- [Stored dataset items]
........

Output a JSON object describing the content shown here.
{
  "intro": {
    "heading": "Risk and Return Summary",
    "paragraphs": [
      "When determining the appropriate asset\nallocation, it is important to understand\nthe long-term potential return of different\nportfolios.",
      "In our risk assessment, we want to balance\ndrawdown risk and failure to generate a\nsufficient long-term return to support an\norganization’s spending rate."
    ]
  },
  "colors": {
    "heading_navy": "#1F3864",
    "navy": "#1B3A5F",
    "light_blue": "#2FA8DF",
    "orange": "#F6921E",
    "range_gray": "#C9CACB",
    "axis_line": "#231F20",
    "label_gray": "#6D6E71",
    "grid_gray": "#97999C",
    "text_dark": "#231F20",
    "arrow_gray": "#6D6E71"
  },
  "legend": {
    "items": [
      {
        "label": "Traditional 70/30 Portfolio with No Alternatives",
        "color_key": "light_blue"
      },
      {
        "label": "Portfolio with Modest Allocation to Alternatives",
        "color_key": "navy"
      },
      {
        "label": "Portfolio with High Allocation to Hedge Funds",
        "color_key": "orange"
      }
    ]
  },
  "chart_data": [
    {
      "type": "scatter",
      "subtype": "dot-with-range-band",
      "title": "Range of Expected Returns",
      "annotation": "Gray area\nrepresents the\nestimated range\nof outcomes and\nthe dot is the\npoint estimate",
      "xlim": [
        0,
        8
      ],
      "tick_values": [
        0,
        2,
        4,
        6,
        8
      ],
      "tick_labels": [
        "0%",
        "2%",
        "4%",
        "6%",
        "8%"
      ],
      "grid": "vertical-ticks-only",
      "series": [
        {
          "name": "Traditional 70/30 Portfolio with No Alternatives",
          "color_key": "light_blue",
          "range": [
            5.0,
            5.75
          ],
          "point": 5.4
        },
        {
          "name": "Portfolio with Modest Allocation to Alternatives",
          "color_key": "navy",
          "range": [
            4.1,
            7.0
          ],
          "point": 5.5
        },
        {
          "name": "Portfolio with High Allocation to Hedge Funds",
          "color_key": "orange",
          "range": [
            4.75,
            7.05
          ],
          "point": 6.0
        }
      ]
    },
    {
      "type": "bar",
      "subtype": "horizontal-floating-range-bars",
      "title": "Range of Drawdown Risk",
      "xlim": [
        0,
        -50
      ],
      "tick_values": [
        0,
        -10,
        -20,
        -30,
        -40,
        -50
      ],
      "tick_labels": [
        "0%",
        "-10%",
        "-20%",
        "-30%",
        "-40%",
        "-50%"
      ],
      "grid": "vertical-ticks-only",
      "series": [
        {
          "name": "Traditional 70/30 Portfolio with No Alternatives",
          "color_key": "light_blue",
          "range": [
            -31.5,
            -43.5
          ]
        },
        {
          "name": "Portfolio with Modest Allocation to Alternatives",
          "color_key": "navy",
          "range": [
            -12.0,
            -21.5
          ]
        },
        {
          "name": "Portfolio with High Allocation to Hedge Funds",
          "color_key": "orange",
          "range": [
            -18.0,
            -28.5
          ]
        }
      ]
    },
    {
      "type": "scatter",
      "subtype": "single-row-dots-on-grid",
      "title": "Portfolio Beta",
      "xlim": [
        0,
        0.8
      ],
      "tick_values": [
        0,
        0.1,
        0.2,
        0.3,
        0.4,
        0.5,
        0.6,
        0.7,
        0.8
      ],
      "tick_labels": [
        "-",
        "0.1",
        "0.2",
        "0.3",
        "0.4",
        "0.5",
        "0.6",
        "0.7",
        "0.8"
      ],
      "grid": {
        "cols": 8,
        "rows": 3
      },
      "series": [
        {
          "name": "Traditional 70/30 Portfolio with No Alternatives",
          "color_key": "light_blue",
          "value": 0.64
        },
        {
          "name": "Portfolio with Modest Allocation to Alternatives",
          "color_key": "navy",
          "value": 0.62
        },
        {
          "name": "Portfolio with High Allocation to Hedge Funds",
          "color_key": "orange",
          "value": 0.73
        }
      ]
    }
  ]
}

........

- [STATED TASK] Each line in the material above must be retyped without alteration.

- [CORRECT OUTPUT]
Output a JSON object describing the content shown here.
{
  "intro": {
    "heading": "Risk and Return Summary",
    "paragraphs": [
      "When determining the appropriate asset\nallocation, it is important to understand\nthe long-term potential return of different\nportfolios.",
      "In our risk assessment, we want to balance\ndrawdown risk and failure to generate a\nsufficient long-term return to support an\norganization’s spending rate."
    ]
  },
  "colors": {
    "heading_navy": "#1F3864",
    "navy": "#1B3A5F",
    "light_blue": "#2FA8DF",
    "orange": "#F6921E",
    "range_gray": "#C9CACB",
    "axis_line": "#231F20",
    "label_gray": "#6D6E71",
    "grid_gray": "#97999C",
    "text_dark": "#231F20",
    "arrow_gray": "#6D6E71"
  },
  "legend": {
    "items": [
      {
        "label": "Traditional 70/30 Portfolio with No Alternatives",
        "color_key": "light_blue"
      },
      {
        "label": "Portfolio with Modest Allocation to Alternatives",
        "color_key": "navy"
      },
      {
        "label": "Portfolio with High Allocation to Hedge Funds",
        "color_key": "orange"
      }
    ]
  },
  "chart_data": [
    {
      "type": "scatter",
      "subtype": "dot-with-range-band",
      "title": "Range of Expected Returns",
      "annotation": "Gray area\nrepresents the\nestimated range\nof outcomes and\nthe dot is the\npoint estimate",
      "xlim": [
        0,
        8
      ],
      "tick_values": [
        0,
        2,
        4,
        6,
        8
      ],
      "tick_labels": [
        "0%",
        "2%",
        "4%",
        "6%",
        "8%"
      ],
      "grid": "vertical-ticks-only",
      "series": [
        {
          "name": "Traditional 70/30 Portfolio with No Alternatives",
          "color_key": "light_blue",
          "range": [
            5.0,
            5.75
          ],
          "point": 5.4
        },
        {
          "name": "Portfolio with Modest Allocation to Alternatives",
          "color_key": "navy",
          "range": [
            4.1,
            7.0
          ],
          "point": 5.5
        },
        {
          "name": "Portfolio with High Allocation to Hedge Funds",
          "color_key": "orange",
          "range": [
            4.75,
            7.05
          ],
          "point": 6.0
        }
      ]
    },
    {
      "type": "bar",
      "subtype": "horizontal-floating-range-bars",
      "title": "Range of Drawdown Risk",
      "xlim": [
        0,
        -50
      ],
      "tick_values": [
        0,
        -10,
        -20,
        -30,
        -40,
        -50
      ],
      "tick_labels": [
        "0%",
        "-10%",
        "-20%",
        "-30%",
        "-40%",
        "-50%"
      ],
      "grid": "vertical-ticks-only",
      "series": [
        {
          "name": "Traditional 70/30 Portfolio with No Alternatives",
          "color_key": "light_blue",
          "range": [
            -31.5,
            -43.5
          ]
        },
        {
          "name": "Portfolio with Modest Allocation to Alternatives",
          "color_key": "navy",
          "range": [
            -12.0,
            -21.5
          ]
        },
        {
          "name": "Portfolio with High Allocation to Hedge Funds",
          "color_key": "orange",
          "range": [
            -18.0,
            -28.5
          ]
        }
      ]
    },
    {
      "type": "scatter",
      "subtype": "single-row-dots-on-grid",
      "title": "Portfolio Beta",
      "xlim": [
        0,
        0.8
      ],
      "tick_values": [
        0,
        0.1,
        0.2,
        0.3,
        0.4,
        0.5,
        0.6,
        0.7,
        0.8
      ],
      "tick_labels": [
        "-",
        "0.1",
        "0.2",
        "0.3",
        "0.4",
        "0.5",
        "0.6",
        "0.7",
        "0.8"
      ],
      "grid": {
        "cols": 8,
        "rows": 3
      },
      "series": [
        {
          "name": "Traditional 70/30 Portfolio with No Alternatives",
          "color_key": "light_blue",
          "value": 0.64
        },
        {
          "name": "Portfolio with Modest Allocation to Alternatives",
          "color_key": "navy",
          "value": 0.62
        },
        {
          "name": "Portfolio with High Allocation to Hedge Funds",
          "color_key": "orange",
          "value": 0.73
        }
      ]
    }
  ]
}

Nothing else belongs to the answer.